Set problem
Extract each line containing the string "from".

Records for the task
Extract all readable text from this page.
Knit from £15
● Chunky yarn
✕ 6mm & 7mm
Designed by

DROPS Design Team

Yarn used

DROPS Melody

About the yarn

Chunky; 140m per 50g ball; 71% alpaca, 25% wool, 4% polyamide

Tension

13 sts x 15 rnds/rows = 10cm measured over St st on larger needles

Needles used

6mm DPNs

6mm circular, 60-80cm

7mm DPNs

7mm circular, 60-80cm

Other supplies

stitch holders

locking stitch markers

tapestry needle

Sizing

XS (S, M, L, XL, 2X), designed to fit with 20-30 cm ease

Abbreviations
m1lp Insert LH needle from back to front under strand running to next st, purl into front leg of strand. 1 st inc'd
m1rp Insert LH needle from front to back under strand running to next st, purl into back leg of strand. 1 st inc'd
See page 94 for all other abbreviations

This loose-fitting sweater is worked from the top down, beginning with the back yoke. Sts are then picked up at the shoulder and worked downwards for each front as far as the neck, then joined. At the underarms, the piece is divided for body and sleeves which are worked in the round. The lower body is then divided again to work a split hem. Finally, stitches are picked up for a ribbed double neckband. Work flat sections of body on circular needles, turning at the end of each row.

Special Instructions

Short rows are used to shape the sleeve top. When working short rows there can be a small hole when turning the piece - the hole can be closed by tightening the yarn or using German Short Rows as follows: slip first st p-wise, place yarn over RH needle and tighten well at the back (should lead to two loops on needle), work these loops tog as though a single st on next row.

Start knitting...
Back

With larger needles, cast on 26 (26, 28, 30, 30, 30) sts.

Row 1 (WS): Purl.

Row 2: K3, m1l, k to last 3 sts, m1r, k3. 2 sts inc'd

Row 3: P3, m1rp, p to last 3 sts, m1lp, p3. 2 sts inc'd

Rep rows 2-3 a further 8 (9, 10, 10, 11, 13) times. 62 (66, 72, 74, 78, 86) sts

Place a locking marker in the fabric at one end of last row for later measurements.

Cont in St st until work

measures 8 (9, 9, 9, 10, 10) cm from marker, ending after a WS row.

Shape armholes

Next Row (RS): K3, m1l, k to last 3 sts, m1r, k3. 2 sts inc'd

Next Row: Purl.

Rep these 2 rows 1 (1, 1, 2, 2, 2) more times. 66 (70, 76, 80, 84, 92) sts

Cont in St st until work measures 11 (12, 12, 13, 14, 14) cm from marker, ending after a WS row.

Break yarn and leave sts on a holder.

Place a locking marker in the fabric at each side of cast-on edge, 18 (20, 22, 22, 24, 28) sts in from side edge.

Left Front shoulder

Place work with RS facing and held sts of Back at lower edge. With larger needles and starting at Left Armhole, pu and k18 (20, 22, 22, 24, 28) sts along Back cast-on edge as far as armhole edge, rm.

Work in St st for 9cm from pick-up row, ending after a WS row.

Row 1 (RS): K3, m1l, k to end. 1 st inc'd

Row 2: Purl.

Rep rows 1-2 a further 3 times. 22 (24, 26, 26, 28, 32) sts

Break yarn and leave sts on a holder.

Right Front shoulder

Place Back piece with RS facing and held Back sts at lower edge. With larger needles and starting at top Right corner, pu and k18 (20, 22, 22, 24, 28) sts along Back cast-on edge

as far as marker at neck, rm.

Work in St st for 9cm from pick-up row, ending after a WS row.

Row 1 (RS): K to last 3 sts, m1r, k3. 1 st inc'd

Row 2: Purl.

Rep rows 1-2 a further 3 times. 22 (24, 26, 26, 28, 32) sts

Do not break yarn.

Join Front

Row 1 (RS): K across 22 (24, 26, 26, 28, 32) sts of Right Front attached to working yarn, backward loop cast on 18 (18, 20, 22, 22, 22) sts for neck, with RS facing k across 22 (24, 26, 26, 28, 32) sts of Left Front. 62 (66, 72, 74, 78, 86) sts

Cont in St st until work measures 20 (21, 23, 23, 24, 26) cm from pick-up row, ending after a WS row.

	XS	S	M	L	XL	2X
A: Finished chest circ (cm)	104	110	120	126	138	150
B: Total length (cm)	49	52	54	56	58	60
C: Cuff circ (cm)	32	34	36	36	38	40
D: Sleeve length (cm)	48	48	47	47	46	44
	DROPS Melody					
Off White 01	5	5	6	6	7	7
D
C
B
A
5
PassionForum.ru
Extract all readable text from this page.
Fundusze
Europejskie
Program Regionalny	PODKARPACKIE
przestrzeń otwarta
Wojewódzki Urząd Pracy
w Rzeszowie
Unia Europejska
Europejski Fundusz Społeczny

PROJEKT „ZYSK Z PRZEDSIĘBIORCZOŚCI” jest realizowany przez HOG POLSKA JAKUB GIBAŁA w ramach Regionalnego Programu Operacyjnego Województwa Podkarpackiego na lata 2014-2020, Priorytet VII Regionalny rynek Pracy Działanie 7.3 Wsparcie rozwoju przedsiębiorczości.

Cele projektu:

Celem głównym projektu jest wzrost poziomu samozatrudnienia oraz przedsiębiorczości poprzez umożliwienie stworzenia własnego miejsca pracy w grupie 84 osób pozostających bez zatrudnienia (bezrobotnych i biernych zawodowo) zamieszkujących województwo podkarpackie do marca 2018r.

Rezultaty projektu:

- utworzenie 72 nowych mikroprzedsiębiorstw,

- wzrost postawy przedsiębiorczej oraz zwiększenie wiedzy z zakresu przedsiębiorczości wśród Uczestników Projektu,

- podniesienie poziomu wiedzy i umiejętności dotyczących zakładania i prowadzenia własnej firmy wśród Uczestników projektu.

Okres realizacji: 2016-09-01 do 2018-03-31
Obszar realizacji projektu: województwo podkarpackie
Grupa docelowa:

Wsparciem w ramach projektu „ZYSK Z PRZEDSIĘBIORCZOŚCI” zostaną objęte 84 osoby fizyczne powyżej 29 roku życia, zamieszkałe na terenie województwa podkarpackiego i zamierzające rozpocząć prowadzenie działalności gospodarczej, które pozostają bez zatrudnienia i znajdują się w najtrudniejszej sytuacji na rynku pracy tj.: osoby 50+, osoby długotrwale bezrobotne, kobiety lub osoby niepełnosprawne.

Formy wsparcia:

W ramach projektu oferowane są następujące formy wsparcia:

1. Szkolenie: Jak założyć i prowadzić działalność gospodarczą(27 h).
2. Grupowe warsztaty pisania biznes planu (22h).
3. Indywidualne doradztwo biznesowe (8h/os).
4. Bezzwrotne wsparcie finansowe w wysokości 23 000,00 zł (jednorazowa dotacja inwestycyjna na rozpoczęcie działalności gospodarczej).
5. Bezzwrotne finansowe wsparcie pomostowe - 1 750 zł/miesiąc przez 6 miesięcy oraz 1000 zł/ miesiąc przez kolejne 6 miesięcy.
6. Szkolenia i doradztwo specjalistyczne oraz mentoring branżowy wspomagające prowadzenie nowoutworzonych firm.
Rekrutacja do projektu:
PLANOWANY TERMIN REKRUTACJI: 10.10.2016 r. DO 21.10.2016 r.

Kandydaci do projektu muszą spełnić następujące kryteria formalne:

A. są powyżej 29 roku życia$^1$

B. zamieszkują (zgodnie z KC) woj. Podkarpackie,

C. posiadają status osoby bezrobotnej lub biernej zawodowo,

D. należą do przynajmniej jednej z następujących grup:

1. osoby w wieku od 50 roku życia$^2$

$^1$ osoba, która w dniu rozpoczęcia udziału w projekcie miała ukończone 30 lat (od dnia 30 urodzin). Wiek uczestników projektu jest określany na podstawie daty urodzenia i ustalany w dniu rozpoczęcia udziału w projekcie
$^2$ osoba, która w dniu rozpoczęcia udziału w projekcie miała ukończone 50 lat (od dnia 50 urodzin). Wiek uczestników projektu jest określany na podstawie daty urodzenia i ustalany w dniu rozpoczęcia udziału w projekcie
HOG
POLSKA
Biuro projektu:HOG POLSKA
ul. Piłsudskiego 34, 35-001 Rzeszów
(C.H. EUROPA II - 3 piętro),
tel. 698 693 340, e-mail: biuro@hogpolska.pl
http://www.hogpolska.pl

Right answer
Extract all readable text from this page.
Knit from £15
m1lp Insert LH needle from back to front under strand running to next st, purl into front leg of strand. 1 st inc'd
m1rp Insert LH needle from front to back under strand running to next st, purl into back leg of strand. 1 st inc'd
This loose-fitting sweater is worked from the top down, beginning with the back yoke. Sts are then picked up at the shoulder and worked downwards for each front as far as the neck, then joined. At the underarms, the piece is divided for body and sleeves which are worked in the round. The lower body is then divided again to work a split hem. Finally, stitches are picked up for a ribbed double neckband. Work flat sections of body on circular needles, turning at the end of each row.
measures 8 (9, 9, 9, 10, 10) cm from marker, ending after a WS row.
Cont in St st until work measures 11 (12, 12, 13, 14, 14) cm from marker, ending after a WS row.
Place a locking marker in the fabric at each side of cast-on edge, 18 (20, 22, 22, 24, 28) sts in from side edge.
Work in St st for 9cm from pick-up row, ending after a WS row.
Work in St st for 9cm from pick-up row, ending after a WS row.
Cont in St st until work measures 20 (21, 23, 23, 24, 26) cm from pick-up row, ending after a WS row.
Extract all readable text from this page.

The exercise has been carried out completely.